## The problem
Print out each record below, unaltered and complete, without its images.

— BEGIN —

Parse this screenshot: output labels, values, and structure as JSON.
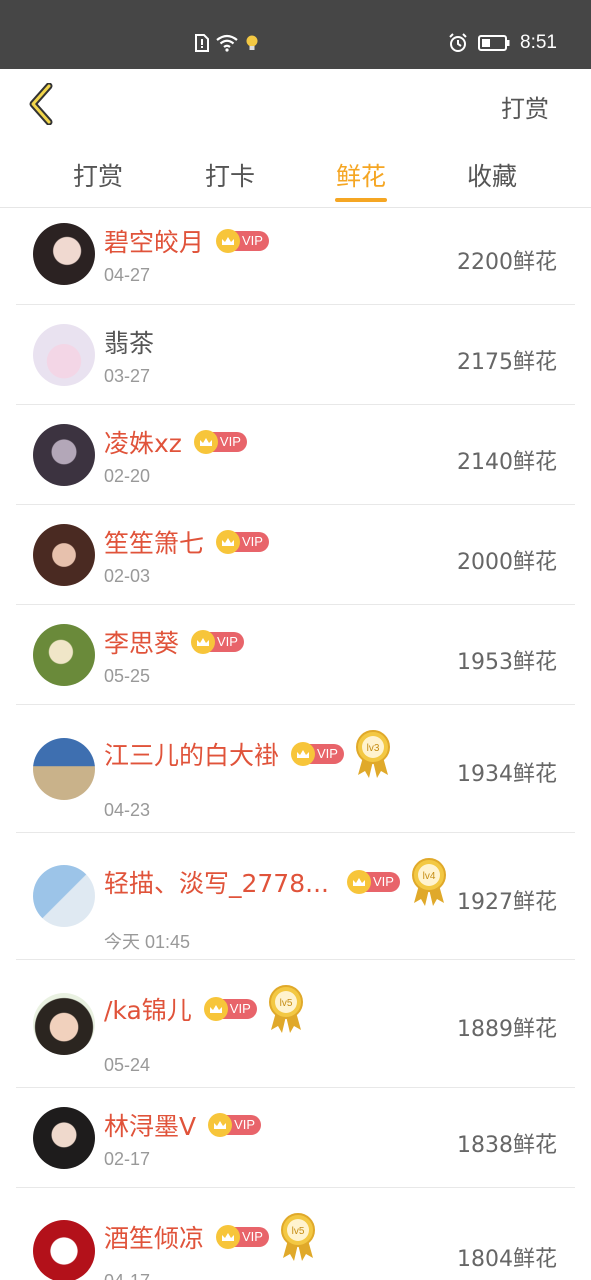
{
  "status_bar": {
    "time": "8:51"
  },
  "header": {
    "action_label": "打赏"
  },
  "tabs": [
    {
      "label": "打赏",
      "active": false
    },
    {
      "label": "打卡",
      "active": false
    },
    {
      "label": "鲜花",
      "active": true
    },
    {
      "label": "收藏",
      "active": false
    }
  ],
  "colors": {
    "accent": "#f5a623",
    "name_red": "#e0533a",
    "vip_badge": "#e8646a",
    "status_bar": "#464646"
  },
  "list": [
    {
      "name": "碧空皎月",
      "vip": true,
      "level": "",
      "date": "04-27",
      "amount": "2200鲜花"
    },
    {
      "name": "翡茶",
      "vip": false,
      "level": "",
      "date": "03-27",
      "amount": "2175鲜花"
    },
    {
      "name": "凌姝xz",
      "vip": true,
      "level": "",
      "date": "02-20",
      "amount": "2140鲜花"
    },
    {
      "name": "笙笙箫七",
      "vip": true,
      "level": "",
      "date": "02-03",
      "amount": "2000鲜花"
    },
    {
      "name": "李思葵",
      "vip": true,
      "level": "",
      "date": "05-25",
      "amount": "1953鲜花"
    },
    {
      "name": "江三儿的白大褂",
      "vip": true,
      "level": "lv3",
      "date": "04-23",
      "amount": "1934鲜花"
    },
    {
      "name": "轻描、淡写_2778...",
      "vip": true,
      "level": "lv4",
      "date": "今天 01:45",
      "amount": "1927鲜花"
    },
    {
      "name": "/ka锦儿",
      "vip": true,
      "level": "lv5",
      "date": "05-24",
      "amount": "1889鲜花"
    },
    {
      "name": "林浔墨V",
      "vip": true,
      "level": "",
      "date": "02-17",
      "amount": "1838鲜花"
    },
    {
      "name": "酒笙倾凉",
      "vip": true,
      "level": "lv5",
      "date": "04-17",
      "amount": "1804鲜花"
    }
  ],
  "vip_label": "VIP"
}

— END —

## Expected output
Parse this screenshot: output labels, values, and structure as JSON.
{
  "status_bar": {
    "time": "8:51"
  },
  "header": {
    "action_label": "打赏"
  },
  "tabs": [
    {
      "label": "打赏",
      "active": false
    },
    {
      "label": "打卡",
      "active": false
    },
    {
      "label": "鲜花",
      "active": true
    },
    {
      "label": "收藏",
      "active": false
    }
  ],
  "colors": {
    "accent": "#f5a623",
    "name_red": "#e0533a",
    "vip_badge": "#e8646a",
    "status_bar": "#464646"
  },
  "list": [
    {
      "name": "碧空皎月",
      "vip": true,
      "level": "",
      "date": "04-27",
      "amount": "2200鲜花"
    },
    {
      "name": "翡茶",
      "vip": false,
      "level": "",
      "date": "03-27",
      "amount": "2175鲜花"
    },
    {
      "name": "凌姝xz",
      "vip": true,
      "level": "",
      "date": "02-20",
      "amount": "2140鲜花"
    },
    {
      "name": "笙笙箫七",
      "vip": true,
      "level": "",
      "date": "02-03",
      "amount": "2000鲜花"
    },
    {
      "name": "李思葵",
      "vip": true,
      "level": "",
      "date": "05-25",
      "amount": "1953鲜花"
    },
    {
      "name": "江三儿的白大褂",
      "vip": true,
      "level": "lv3",
      "date": "04-23",
      "amount": "1934鲜花"
    },
    {
      "name": "轻描、淡写_2778...",
      "vip": true,
      "level": "lv4",
      "date": "今天 01:45",
      "amount": "1927鲜花"
    },
    {
      "name": "/ka锦儿",
      "vip": true,
      "level": "lv5",
      "date": "05-24",
      "amount": "1889鲜花"
    },
    {
      "name": "林浔墨V",
      "vip": true,
      "level": "",
      "date": "02-17",
      "amount": "1838鲜花"
    },
    {
      "name": "酒笙倾凉",
      "vip": true,
      "level": "lv5",
      "date": "04-17",
      "amount": "1804鲜花"
    }
  ],
  "vip_label": "VIP"
}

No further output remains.